GIVEN INSTRUCTION. Transcribe the entries below exactly.

[Start]

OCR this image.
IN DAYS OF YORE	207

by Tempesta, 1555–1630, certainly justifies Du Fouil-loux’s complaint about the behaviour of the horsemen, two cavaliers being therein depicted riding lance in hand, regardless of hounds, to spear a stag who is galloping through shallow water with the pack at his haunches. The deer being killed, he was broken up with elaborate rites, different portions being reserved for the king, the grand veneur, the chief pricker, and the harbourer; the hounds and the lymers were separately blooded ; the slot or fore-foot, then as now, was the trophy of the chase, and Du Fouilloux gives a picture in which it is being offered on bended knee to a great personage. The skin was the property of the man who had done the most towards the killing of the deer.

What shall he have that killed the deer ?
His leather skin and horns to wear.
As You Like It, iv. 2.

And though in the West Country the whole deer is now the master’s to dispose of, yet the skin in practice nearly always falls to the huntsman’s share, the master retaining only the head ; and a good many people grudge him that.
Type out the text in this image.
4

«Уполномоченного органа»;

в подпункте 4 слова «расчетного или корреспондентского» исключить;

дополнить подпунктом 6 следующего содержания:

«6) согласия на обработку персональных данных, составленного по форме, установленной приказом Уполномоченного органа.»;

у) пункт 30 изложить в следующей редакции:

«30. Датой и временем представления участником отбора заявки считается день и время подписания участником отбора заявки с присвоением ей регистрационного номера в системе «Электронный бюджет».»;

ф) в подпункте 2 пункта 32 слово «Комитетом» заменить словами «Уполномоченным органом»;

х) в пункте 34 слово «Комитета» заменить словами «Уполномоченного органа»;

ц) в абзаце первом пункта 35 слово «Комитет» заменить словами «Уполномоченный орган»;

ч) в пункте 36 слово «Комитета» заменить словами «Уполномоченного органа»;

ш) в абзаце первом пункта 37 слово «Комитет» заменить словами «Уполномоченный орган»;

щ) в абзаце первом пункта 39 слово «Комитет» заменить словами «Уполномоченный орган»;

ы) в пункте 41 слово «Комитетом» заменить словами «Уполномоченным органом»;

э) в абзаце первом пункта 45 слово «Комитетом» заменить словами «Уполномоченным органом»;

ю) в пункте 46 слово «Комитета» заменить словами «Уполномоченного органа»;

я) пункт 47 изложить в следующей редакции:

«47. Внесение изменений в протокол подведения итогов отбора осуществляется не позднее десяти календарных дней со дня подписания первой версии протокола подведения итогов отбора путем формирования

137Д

[End]

TASK RESULT.
OCR this image.
IN DAYS OF YORE	207

by Tempesta, 1555–1630, certainly justifies Du Fouil-loux’s complaint about the behaviour of the horsemen, two cavaliers being therein depicted riding lance in hand, regardless of hounds, to spear a stag who is galloping through shallow water with the pack at his haunches. The deer being killed, he was broken up with elaborate rites, different portions being reserved for the king, the grand veneur, the chief pricker, and the harbourer; the hounds and the lymers were separately blooded ; the slot or fore-foot, then as now, was the trophy of the chase, and Du Fouilloux gives a picture in which it is being offered on bended knee to a great personage. The skin was the property of the man who had done the most towards the killing of the deer.

What shall he have that killed the deer ?
His leather skin and horns to wear.
As You Like It, iv. 2.

And though in the West Country the whole deer is now the master’s to dispose of, yet the skin in practice nearly always falls to the huntsman’s share, the master retaining only the head ; and a good many people grudge him that.
Type out the text in this image.
4

«Уполномоченного органа»;

в подпункте 4 слова «расчетного или корреспондентского» исключить;

дополнить подпунктом 6 следующего содержания:

«6) согласия на обработку персональных данных, составленного по форме, установленной приказом Уполномоченного органа.»;

у) пункт 30 изложить в следующей редакции:

«30. Датой и временем представления участником отбора заявки считается день и время подписания участником отбора заявки с присвоением ей регистрационного номера в системе «Электронный бюджет».»;

ф) в подпункте 2 пункта 32 слово «Комитетом» заменить словами «Уполномоченным органом»;

х) в пункте 34 слово «Комитета» заменить словами «Уполномоченного органа»;

ц) в абзаце первом пункта 35 слово «Комитет» заменить словами «Уполномоченный орган»;

ч) в пункте 36 слово «Комитета» заменить словами «Уполномоченного органа»;

ш) в абзаце первом пункта 37 слово «Комитет» заменить словами «Уполномоченный орган»;

щ) в абзаце первом пункта 39 слово «Комитет» заменить словами «Уполномоченный орган»;

ы) в пункте 41 слово «Комитетом» заменить словами «Уполномоченным органом»;

э) в абзаце первом пункта 45 слово «Комитетом» заменить словами «Уполномоченным органом»;

ю) в пункте 46 слово «Комитета» заменить словами «Уполномоченного органа»;

я) пункт 47 изложить в следующей редакции:

«47. Внесение изменений в протокол подведения итогов отбора осуществляется не позднее десяти календарных дней со дня подписания первой версии протокола подведения итогов отбора путем формирования

137Д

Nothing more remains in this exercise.